## begin Supplied records

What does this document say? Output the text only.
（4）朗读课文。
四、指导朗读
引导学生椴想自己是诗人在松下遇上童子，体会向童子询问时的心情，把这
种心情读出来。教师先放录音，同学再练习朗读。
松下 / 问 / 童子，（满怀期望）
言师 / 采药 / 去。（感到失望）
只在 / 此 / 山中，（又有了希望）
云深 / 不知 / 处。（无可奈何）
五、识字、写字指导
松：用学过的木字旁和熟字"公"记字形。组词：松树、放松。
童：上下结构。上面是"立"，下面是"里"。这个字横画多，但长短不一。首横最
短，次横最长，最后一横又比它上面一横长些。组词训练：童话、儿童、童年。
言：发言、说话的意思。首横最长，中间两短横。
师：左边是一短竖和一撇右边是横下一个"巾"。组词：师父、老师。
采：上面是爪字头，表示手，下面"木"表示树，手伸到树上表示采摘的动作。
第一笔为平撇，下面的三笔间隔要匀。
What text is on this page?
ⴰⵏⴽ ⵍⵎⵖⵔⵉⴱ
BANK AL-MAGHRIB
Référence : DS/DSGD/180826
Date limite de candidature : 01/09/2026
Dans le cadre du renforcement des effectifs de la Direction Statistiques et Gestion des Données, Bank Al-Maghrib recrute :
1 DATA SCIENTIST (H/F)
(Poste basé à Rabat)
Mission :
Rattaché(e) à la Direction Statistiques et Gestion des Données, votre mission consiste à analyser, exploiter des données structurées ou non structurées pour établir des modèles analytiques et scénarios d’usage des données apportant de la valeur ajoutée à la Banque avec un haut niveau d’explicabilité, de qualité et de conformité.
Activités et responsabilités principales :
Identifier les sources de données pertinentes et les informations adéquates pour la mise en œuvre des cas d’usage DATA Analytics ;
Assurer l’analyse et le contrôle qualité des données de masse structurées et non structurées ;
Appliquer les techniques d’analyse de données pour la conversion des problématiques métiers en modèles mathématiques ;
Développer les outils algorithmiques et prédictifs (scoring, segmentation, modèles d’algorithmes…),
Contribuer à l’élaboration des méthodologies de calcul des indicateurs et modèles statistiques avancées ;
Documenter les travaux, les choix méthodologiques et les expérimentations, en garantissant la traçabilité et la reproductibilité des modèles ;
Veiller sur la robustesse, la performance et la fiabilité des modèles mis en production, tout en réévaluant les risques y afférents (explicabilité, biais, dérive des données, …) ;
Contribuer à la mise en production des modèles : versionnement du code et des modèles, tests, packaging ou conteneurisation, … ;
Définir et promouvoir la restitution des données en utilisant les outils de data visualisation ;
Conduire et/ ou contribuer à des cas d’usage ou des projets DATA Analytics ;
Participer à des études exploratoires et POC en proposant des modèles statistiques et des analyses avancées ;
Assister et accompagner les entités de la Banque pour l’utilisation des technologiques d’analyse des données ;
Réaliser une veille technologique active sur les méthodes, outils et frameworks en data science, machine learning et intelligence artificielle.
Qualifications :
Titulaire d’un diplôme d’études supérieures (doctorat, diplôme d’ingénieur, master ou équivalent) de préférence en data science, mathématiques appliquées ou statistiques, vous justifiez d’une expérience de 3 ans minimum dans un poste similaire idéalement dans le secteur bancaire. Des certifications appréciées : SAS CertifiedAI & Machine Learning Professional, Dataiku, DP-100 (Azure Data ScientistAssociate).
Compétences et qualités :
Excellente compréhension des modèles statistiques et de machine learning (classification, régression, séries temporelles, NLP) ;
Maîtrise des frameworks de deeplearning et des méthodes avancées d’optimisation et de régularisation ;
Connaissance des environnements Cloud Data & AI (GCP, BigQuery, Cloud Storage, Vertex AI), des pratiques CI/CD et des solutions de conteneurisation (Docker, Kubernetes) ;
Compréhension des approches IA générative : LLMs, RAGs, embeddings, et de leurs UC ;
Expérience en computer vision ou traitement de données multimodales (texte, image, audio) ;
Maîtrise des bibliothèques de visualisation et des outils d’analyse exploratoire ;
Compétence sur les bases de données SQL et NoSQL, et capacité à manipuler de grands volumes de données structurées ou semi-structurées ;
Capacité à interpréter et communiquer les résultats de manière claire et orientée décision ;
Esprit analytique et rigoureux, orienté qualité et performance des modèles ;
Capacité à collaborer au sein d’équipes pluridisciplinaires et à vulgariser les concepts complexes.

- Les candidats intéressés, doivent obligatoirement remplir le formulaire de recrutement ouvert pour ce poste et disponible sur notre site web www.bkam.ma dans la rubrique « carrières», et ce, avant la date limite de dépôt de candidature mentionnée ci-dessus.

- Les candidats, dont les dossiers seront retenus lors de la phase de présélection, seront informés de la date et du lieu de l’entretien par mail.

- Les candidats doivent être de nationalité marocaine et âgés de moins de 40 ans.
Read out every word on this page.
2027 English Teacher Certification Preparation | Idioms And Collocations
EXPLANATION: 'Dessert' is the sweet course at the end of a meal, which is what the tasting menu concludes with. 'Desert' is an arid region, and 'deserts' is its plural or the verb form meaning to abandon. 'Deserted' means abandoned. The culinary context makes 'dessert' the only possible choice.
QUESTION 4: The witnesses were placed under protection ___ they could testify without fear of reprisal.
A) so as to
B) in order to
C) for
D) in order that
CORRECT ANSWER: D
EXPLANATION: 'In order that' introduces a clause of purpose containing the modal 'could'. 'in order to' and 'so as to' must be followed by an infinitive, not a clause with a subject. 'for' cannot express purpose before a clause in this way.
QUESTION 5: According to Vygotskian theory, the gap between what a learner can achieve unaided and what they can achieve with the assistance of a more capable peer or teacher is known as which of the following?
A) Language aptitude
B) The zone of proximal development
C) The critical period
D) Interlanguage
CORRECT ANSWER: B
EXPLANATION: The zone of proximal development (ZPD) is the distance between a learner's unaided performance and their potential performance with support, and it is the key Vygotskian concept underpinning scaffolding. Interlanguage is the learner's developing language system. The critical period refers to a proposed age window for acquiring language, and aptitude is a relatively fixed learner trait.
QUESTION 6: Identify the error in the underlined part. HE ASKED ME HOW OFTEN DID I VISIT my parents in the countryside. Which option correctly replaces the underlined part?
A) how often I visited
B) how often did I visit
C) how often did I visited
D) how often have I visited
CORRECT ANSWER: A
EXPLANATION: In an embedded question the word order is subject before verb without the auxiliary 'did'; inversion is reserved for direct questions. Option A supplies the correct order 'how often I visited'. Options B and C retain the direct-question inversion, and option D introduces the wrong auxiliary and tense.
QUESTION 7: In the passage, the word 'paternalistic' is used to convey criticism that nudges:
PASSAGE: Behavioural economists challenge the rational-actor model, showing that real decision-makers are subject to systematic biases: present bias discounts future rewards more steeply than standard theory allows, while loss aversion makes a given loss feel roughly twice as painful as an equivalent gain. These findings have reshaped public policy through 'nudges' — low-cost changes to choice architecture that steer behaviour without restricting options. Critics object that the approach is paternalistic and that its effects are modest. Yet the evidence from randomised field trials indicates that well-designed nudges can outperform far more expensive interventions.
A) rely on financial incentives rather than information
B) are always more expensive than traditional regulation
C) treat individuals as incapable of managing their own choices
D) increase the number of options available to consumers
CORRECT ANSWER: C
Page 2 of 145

## end Supplied records

- _Problem description_
Give the listing above again, word for word.

- _Written response_
What does this document say? Output the text only.
（4）朗读课文。
四、指导朗读
引导学生椴想自己是诗人在松下遇上童子，体会向童子询问时的心情，把这
种心情读出来。教师先放录音，同学再练习朗读。
松下 / 问 / 童子，（满怀期望）
言师 / 采药 / 去。（感到失望）
只在 / 此 / 山中，（又有了希望）
云深 / 不知 / 处。（无可奈何）
五、识字、写字指导
松：用学过的木字旁和熟字"公"记字形。组词：松树、放松。
童：上下结构。上面是"立"，下面是"里"。这个字横画多，但长短不一。首横最
短，次横最长，最后一横又比它上面一横长些。组词训练：童话、儿童、童年。
言：发言、说话的意思。首横最长，中间两短横。
师：左边是一短竖和一撇右边是横下一个"巾"。组词：师父、老师。
采：上面是爪字头，表示手，下面"木"表示树，手伸到树上表示采摘的动作。
第一笔为平撇，下面的三笔间隔要匀。
What text is on this page?
ⴰⵏⴽ ⵍⵎⵖⵔⵉⴱ
BANK AL-MAGHRIB
Référence : DS/DSGD/180826
Date limite de candidature : 01/09/2026
Dans le cadre du renforcement des effectifs de la Direction Statistiques et Gestion des Données, Bank Al-Maghrib recrute :
1 DATA SCIENTIST (H/F)
(Poste basé à Rabat)
Mission :
Rattaché(e) à la Direction Statistiques et Gestion des Données, votre mission consiste à analyser, exploiter des données structurées ou non structurées pour établir des modèles analytiques et scénarios d’usage des données apportant de la valeur ajoutée à la Banque avec un haut niveau d’explicabilité, de qualité et de conformité.
Activités et responsabilités principales :
Identifier les sources de données pertinentes et les informations adéquates pour la mise en œuvre des cas d’usage DATA Analytics ;
Assurer l’analyse et le contrôle qualité des données de masse structurées et non structurées ;
Appliquer les techniques d’analyse de données pour la conversion des problématiques métiers en modèles mathématiques ;
Développer les outils algorithmiques et prédictifs (scoring, segmentation, modèles d’algorithmes…),
Contribuer à l’élaboration des méthodologies de calcul des indicateurs et modèles statistiques avancées ;
Documenter les travaux, les choix méthodologiques et les expérimentations, en garantissant la traçabilité et la reproductibilité des modèles ;
Veiller sur la robustesse, la performance et la fiabilité des modèles mis en production, tout en réévaluant les risques y afférents (explicabilité, biais, dérive des données, …) ;
Contribuer à la mise en production des modèles : versionnement du code et des modèles, tests, packaging ou conteneurisation, … ;
Définir et promouvoir la restitution des données en utilisant les outils de data visualisation ;
Conduire et/ ou contribuer à des cas d’usage ou des projets DATA Analytics ;
Participer à des études exploratoires et POC en proposant des modèles statistiques et des analyses avancées ;
Assister et accompagner les entités de la Banque pour l’utilisation des technologiques d’analyse des données ;
Réaliser une veille technologique active sur les méthodes, outils et frameworks en data science, machine learning et intelligence artificielle.
Qualifications :
Titulaire d’un diplôme d’études supérieures (doctorat, diplôme d’ingénieur, master ou équivalent) de préférence en data science, mathématiques appliquées ou statistiques, vous justifiez d’une expérience de 3 ans minimum dans un poste similaire idéalement dans le secteur bancaire. Des certifications appréciées : SAS CertifiedAI & Machine Learning Professional, Dataiku, DP-100 (Azure Data ScientistAssociate).
Compétences et qualités :
Excellente compréhension des modèles statistiques et de machine learning (classification, régression, séries temporelles, NLP) ;
Maîtrise des frameworks de deeplearning et des méthodes avancées d’optimisation et de régularisation ;
Connaissance des environnements Cloud Data & AI (GCP, BigQuery, Cloud Storage, Vertex AI), des pratiques CI/CD et des solutions de conteneurisation (Docker, Kubernetes) ;
Compréhension des approches IA générative : LLMs, RAGs, embeddings, et de leurs UC ;
Expérience en computer vision ou traitement de données multimodales (texte, image, audio) ;
Maîtrise des bibliothèques de visualisation et des outils d’analyse exploratoire ;
Compétence sur les bases de données SQL et NoSQL, et capacité à manipuler de grands volumes de données structurées ou semi-structurées ;
Capacité à interpréter et communiquer les résultats de manière claire et orientée décision ;
Esprit analytique et rigoureux, orienté qualité et performance des modèles ;
Capacité à collaborer au sein d’équipes pluridisciplinaires et à vulgariser les concepts complexes.

- Les candidats intéressés, doivent obligatoirement remplir le formulaire de recrutement ouvert pour ce poste et disponible sur notre site web www.bkam.ma dans la rubrique « carrières», et ce, avant la date limite de dépôt de candidature mentionnée ci-dessus.

- Les candidats, dont les dossiers seront retenus lors de la phase de présélection, seront informés de la date et du lieu de l’entretien par mail.

- Les candidats doivent être de nationalité marocaine et âgés de moins de 40 ans.
Read out every word on this page.
2027 English Teacher Certification Preparation | Idioms And Collocations
EXPLANATION: 'Dessert' is the sweet course at the end of a meal, which is what the tasting menu concludes with. 'Desert' is an arid region, and 'deserts' is its plural or the verb form meaning to abandon. 'Deserted' means abandoned. The culinary context makes 'dessert' the only possible choice.
QUESTION 4: The witnesses were placed under protection ___ they could testify without fear of reprisal.
A) so as to
B) in order to
C) for
D) in order that
CORRECT ANSWER: D
EXPLANATION: 'In order that' introduces a clause of purpose containing the modal 'could'. 'in order to' and 'so as to' must be followed by an infinitive, not a clause with a subject. 'for' cannot express purpose before a clause in this way.
QUESTION 5: According to Vygotskian theory, the gap between what a learner can achieve unaided and what they can achieve with the assistance of a more capable peer or teacher is known as which of the following?
A) Language aptitude
B) The zone of proximal development
C) The critical period
D) Interlanguage
CORRECT ANSWER: B
EXPLANATION: The zone of proximal development (ZPD) is the distance between a learner's unaided performance and their potential performance with support, and it is the key Vygotskian concept underpinning scaffolding. Interlanguage is the learner's developing language system. The critical period refers to a proposed age window for acquiring language, and aptitude is a relatively fixed learner trait.
QUESTION 6: Identify the error in the underlined part. HE ASKED ME HOW OFTEN DID I VISIT my parents in the countryside. Which option correctly replaces the underlined part?
A) how often I visited
B) how often did I visit
C) how often did I visited
D) how often have I visited
CORRECT ANSWER: A
EXPLANATION: In an embedded question the word order is subject before verb without the auxiliary 'did'; inversion is reserved for direct questions. Option A supplies the correct order 'how often I visited'. Options B and C retain the direct-question inversion, and option D introduces the wrong auxiliary and tense.
QUESTION 7: In the passage, the word 'paternalistic' is used to convey criticism that nudges:
PASSAGE: Behavioural economists challenge the rational-actor model, showing that real decision-makers are subject to systematic biases: present bias discounts future rewards more steeply than standard theory allows, while loss aversion makes a given loss feel roughly twice as painful as an equivalent gain. These findings have reshaped public policy through 'nudges' — low-cost changes to choice architecture that steer behaviour without restricting options. Critics object that the approach is paternalistic and that its effects are modest. Yet the evidence from randomised field trials indicates that well-designed nudges can outperform far more expensive interventions.
A) rely on financial incentives rather than information
B) are always more expensive than traditional regulation
C) treat individuals as incapable of managing their own choices
D) increase the number of options available to consumers
CORRECT ANSWER: C
Page 2 of 145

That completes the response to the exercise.